═══ DATA ═══
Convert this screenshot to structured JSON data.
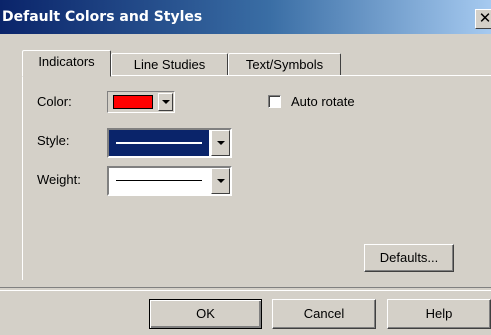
{
  "window": {
    "title": "Default Colors and Styles",
    "close_glyph": "✕"
  },
  "tabs": [
    {
      "label": "Indicators",
      "active": true
    },
    {
      "label": "Line Studies",
      "active": false
    },
    {
      "label": "Text/Symbols",
      "active": false
    }
  ],
  "fields": {
    "color_label": "Color:",
    "color_value": "#ff0000",
    "style_label": "Style:",
    "weight_label": "Weight:",
    "auto_rotate_label": "Auto rotate",
    "auto_rotate_checked": false
  },
  "buttons": {
    "defaults": "Defaults...",
    "ok": "OK",
    "cancel": "Cancel",
    "help": "Help"
  },
  "colors": {
    "title_gradient_start": "#0a246a",
    "window_face": "#d4d0c8",
    "selection": "#0a246a",
    "swatch_red": "#ff0000"
  }
}
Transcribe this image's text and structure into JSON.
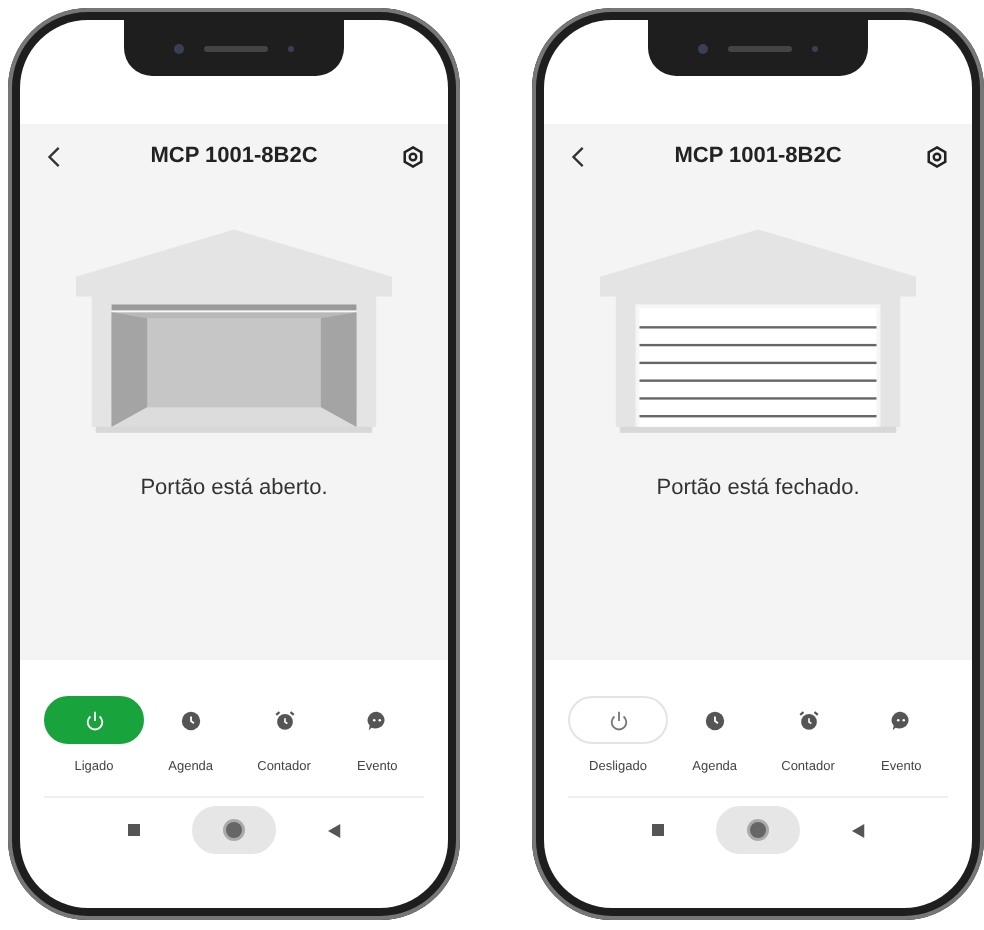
{
  "phones": [
    {
      "title": "MCP 1001-8B2C",
      "gate_open": true,
      "status": "Portão está aberto.",
      "power": {
        "label": "Ligado",
        "on": true
      },
      "tabs": [
        {
          "kind": "schedule",
          "label": "Agenda"
        },
        {
          "kind": "timer",
          "label": "Contador"
        },
        {
          "kind": "event",
          "label": "Evento"
        }
      ]
    },
    {
      "title": "MCP 1001-8B2C",
      "gate_open": false,
      "status": "Portão está fechado.",
      "power": {
        "label": "Desligado",
        "on": false
      },
      "tabs": [
        {
          "kind": "schedule",
          "label": "Agenda"
        },
        {
          "kind": "timer",
          "label": "Contador"
        },
        {
          "kind": "event",
          "label": "Evento"
        }
      ]
    }
  ]
}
═══
Omit every picture, then repeat the remaining data exactly as it appears above.

-- OUTPUT FOR THIS EXERCISE --
Convert this screenshot to structured JSON data.
{
  "window": {
    "title": "Default Colors and Styles",
    "close_glyph": "✕"
  },
  "tabs": [
    {
      "label": "Indicators",
      "active": true
    },
    {
      "label": "Line Studies",
      "active": false
    },
    {
      "label": "Text/Symbols",
      "active": false
    }
  ],
  "fields": {
    "color_label": "Color:",
    "color_value": "#ff0000",
    "style_label": "Style:",
    "weight_label": "Weight:",
    "auto_rotate_label": "Auto rotate",
    "auto_rotate_checked": false
  },
  "buttons": {
    "defaults": "Defaults...",
    "ok": "OK",
    "cancel": "Cancel",
    "help": "Help"
  },
  "colors": {
    "title_gradient_start": "#0a246a",
    "window_face": "#d4d0c8",
    "selection": "#0a246a",
    "swatch_red": "#ff0000"
  }
}
Transcribe this image's text and structure into JSON.
{
  "phones": [
    {
      "title": "MCP 1001-8B2C",
      "gate_open": true,
      "status": "Portão está aberto.",
      "power": {
        "label": "Ligado",
        "on": true
      },
      "tabs": [
        {
          "kind": "schedule",
          "label": "Agenda"
        },
        {
          "kind": "timer",
          "label": "Contador"
        },
        {
          "kind": "event",
          "label": "Evento"
        }
      ]
    },
    {
      "title": "MCP 1001-8B2C",
      "gate_open": false,
      "status": "Portão está fechado.",
      "power": {
        "label": "Desligado",
        "on": false
      },
      "tabs": [
        {
          "kind": "schedule",
          "label": "Agenda"
        },
        {
          "kind": "timer",
          "label": "Contador"
        },
        {
          "kind": "event",
          "label": "Evento"
        }
      ]
    }
  ]
}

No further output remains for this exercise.